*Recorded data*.
[start]

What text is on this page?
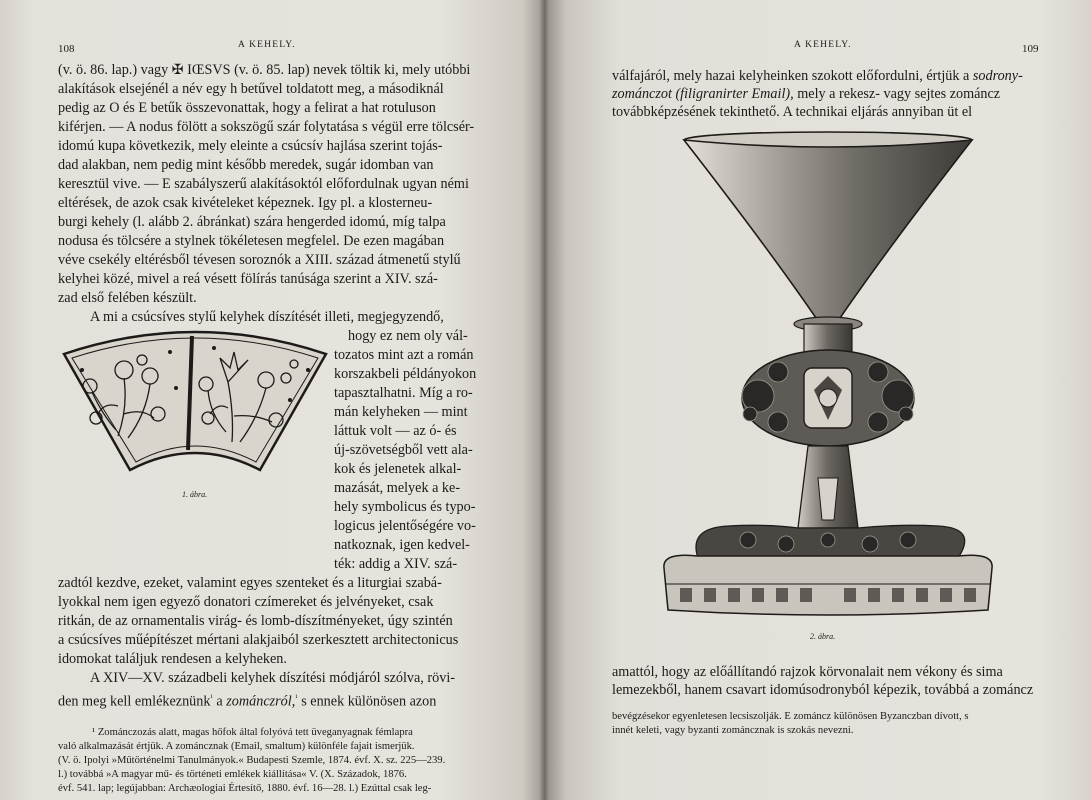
108	A KEHELY.
(v. ö. 86. lap.) vagy ✠ IŒSVS (v. ö. 85. lap) nevek töltik ki, mely utóbbi
alakítások elsejénél a név egy h betűvel toldatott meg, a másodiknál
pedig az O és E betűk összevonattak, hogy a felirat a hat rotuluson
kiférjen. — A nodus fölött a sokszögű szár folytatása s végül erre tölcsér-
idomú kupa következik, mely eleinte a csúcsív hajlása szerint tojás-
dad alakban, nem pedig mint később meredek, sugár idomban van
keresztül vive. — E szabályszerű alakításoktól előfordulnak ugyan némi
eltérések, de azok csak kivételeket képeznek. Igy pl. a klosterneu-
burgi kehely (l. alább 2. ábránkat) szára hengerded idomú, míg talpa
nodusa és tölcsére a stylnek tökéletesen megfelel. De ezen magában
véve csekély eltérésből tévesen soroznók a XIII. század átmenetű stylű
kelyhei közé, mivel a reá vésett fölírás tanúsága szerint a XIV. szá-
zad első felében készült.
A mi a csúcsíves stylű kelyhek díszítését illeti, megjegyzendő,
hogy ez nem oly vál-
tozatos mint azt a román
korszakbeli példányokon
tapasztalhatni. Míg a ro-
mán kelyheken — mint
láttuk volt — az ó- és
új-szövetségből vett ala-
kok és jelenetek alkal-
mazását, melyek a ke-
hely symbolicus és typo-
logicus jelentőségére vo-
natkoznak, igen kedvel-
ték: addig a XIV. szá-
zadtól kezdve, ezeket, valamint egyes szenteket és a liturgiai szabá-
lyokkal nem igen egyező donatori czímereket és jelvényeket, csak
ritkán, de az ornamentalis virág- és lomb-díszítményeket, úgy szintén
a csúcsíves műépítészet mértani alakjaiból szerkesztett architectonicus
idomokat találjuk rendesen a kelyheken.
A XIV—XV. századbeli kelyhek díszítési módjáról szólva, rövi-
den meg kell emlékeznünk$^{^1}$ a zománczról,$^{^1}$ s ennek különösen azon
1. ábra.
¹ Zománczozás alatt, magas hőfok által folyóvá tett üveganyagnak fémlapra
való alkalmazását értjük. A zománcznak (Email, smaltum) különféle fajait ismerjük.
(V. ö. Ipolyi »Műtörténelmi Tanulmányok.« Budapesti Szemle, 1874. évf. X. sz. 225—239.
l.) továbbá »A magyar mű- és történeti emlékek kiállítása« V. (X. Századok, 1876.
évf. 541. lap; legújabban: Archæologiai Értesítő, 1880. évf. 16—28. l.) Ezúttal csak leg-
A KEHELY.	109
válfajáról, mely hazai kelyheinken szokott előfordulni, értjük a sodrony-
zománczot (filigranirter Email), mely a rekesz- vagy sejtes zománcz
továbbképzésének tekinthető. A technikai eljárás annyiban üt el
2. ábra.
amattól, hogy az előállítandó rajzok körvonalait nem vékony és sima
lemezekből, hanem csavart idomúsodronyból képezik, továbbá a zománcz
bevégzésekor egyenletesen lecsiszolják. E zománcz különösen Byzanczban dívott, s
innét keleti, vagy byzanti zománcznak is szokás nevezni.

[end]

*Exercise requirements*. Look through the listing above. Pick out each line with "zománcznak" and copy it.

*Reply to the exercise*.
való alkalmazását értjük. A zománcznak (Email, smaltum) különféle fajait ismerjük.
innét keleti, vagy byzanti zománcznak is szokás nevezni.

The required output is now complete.